Write down each entry again, exactly as it reads.

Stored data entries
++++++++++
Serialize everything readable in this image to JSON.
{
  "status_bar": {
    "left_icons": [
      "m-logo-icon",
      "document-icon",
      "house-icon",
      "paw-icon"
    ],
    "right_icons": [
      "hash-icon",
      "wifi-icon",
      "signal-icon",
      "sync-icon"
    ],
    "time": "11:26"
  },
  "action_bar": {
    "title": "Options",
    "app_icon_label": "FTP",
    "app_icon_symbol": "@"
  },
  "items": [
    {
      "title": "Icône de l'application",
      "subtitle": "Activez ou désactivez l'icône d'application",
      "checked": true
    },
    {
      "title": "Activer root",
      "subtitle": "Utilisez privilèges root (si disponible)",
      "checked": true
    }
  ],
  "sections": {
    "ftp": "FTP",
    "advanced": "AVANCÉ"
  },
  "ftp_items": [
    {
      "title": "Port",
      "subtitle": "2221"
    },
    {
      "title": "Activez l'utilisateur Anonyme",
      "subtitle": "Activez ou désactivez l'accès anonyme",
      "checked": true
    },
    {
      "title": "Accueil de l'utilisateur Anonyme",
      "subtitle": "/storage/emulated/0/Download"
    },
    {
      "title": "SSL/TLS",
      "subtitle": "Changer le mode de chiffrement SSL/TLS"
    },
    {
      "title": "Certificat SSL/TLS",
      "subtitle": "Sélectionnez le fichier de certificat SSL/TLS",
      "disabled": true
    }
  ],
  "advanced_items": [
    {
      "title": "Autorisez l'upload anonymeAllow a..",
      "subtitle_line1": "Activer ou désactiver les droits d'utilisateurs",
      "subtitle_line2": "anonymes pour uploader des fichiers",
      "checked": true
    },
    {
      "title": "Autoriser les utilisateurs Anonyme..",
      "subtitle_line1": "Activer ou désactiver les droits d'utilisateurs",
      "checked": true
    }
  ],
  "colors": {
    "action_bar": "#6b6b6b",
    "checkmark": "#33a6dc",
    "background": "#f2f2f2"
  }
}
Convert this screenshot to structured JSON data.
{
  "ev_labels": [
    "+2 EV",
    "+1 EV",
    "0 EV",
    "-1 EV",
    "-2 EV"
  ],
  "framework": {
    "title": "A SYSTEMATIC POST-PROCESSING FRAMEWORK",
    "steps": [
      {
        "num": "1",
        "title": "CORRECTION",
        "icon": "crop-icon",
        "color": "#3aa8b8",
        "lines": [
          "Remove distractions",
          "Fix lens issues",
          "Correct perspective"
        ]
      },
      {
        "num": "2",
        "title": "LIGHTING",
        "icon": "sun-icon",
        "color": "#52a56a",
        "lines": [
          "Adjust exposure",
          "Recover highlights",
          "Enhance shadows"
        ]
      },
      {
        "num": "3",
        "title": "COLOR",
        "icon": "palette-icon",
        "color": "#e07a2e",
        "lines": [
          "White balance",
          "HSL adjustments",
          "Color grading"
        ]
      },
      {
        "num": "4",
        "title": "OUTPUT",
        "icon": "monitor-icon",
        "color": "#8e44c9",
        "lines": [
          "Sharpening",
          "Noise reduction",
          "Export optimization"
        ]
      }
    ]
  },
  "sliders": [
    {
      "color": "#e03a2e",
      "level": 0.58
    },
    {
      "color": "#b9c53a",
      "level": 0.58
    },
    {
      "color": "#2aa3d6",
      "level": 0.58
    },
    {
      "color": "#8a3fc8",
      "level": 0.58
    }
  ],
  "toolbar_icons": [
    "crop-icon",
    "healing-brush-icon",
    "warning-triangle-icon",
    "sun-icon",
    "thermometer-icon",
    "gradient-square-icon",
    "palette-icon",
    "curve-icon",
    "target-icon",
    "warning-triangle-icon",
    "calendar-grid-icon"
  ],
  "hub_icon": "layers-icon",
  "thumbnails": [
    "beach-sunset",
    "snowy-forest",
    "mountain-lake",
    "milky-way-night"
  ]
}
++++++++++
- Response
Serialize everything readable in this image to JSON.
{
  "status_bar": {
    "left_icons": [
      "m-logo-icon",
      "document-icon",
      "house-icon",
      "paw-icon"
    ],
    "right_icons": [
      "hash-icon",
      "wifi-icon",
      "signal-icon",
      "sync-icon"
    ],
    "time": "11:26"
  },
  "action_bar": {
    "title": "Options",
    "app_icon_label": "FTP",
    "app_icon_symbol": "@"
  },
  "items": [
    {
      "title": "Icône de l'application",
      "subtitle": "Activez ou désactivez l'icône d'application",
      "checked": true
    },
    {
      "title": "Activer root",
      "subtitle": "Utilisez privilèges root (si disponible)",
      "checked": true
    }
  ],
  "sections": {
    "ftp": "FTP",
    "advanced": "AVANCÉ"
  },
  "ftp_items": [
    {
      "title": "Port",
      "subtitle": "2221"
    },
    {
      "title": "Activez l'utilisateur Anonyme",
      "subtitle": "Activez ou désactivez l'accès anonyme",
      "checked": true
    },
    {
      "title": "Accueil de l'utilisateur Anonyme",
      "subtitle": "/storage/emulated/0/Download"
    },
    {
      "title": "SSL/TLS",
      "subtitle": "Changer le mode de chiffrement SSL/TLS"
    },
    {
      "title": "Certificat SSL/TLS",
      "subtitle": "Sélectionnez le fichier de certificat SSL/TLS",
      "disabled": true
    }
  ],
  "advanced_items": [
    {
      "title": "Autorisez l'upload anonymeAllow a..",
      "subtitle_line1": "Activer ou désactiver les droits d'utilisateurs",
      "subtitle_line2": "anonymes pour uploader des fichiers",
      "checked": true
    },
    {
      "title": "Autoriser les utilisateurs Anonyme..",
      "subtitle_line1": "Activer ou désactiver les droits d'utilisateurs",
      "checked": true
    }
  ],
  "colors": {
    "action_bar": "#6b6b6b",
    "checkmark": "#33a6dc",
    "background": "#f2f2f2"
  }
}
Convert this screenshot to structured JSON data.
{
  "ev_labels": [
    "+2 EV",
    "+1 EV",
    "0 EV",
    "-1 EV",
    "-2 EV"
  ],
  "framework": {
    "title": "A SYSTEMATIC POST-PROCESSING FRAMEWORK",
    "steps": [
      {
        "num": "1",
        "title": "CORRECTION",
        "icon": "crop-icon",
        "color": "#3aa8b8",
        "lines": [
          "Remove distractions",
          "Fix lens issues",
          "Correct perspective"
        ]
      },
      {
        "num": "2",
        "title": "LIGHTING",
        "icon": "sun-icon",
        "color": "#52a56a",
        "lines": [
          "Adjust exposure",
          "Recover highlights",
          "Enhance shadows"
        ]
      },
      {
        "num": "3",
        "title": "COLOR",
        "icon": "palette-icon",
        "color": "#e07a2e",
        "lines": [
          "White balance",
          "HSL adjustments",
          "Color grading"
        ]
      },
      {
        "num": "4",
        "title": "OUTPUT",
        "icon": "monitor-icon",
        "color": "#8e44c9",
        "lines": [
          "Sharpening",
          "Noise reduction",
          "Export optimization"
        ]
      }
    ]
  },
  "sliders": [
    {
      "color": "#e03a2e",
      "level": 0.58
    },
    {
      "color": "#b9c53a",
      "level": 0.58
    },
    {
      "color": "#2aa3d6",
      "level": 0.58
    },
    {
      "color": "#8a3fc8",
      "level": 0.58
    }
  ],
  "toolbar_icons": [
    "crop-icon",
    "healing-brush-icon",
    "warning-triangle-icon",
    "sun-icon",
    "thermometer-icon",
    "gradient-square-icon",
    "palette-icon",
    "curve-icon",
    "target-icon",
    "warning-triangle-icon",
    "calendar-grid-icon"
  ],
  "hub_icon": "layers-icon",
  "thumbnails": [
    "beach-sunset",
    "snowy-forest",
    "mountain-lake",
    "milky-way-night"
  ]
}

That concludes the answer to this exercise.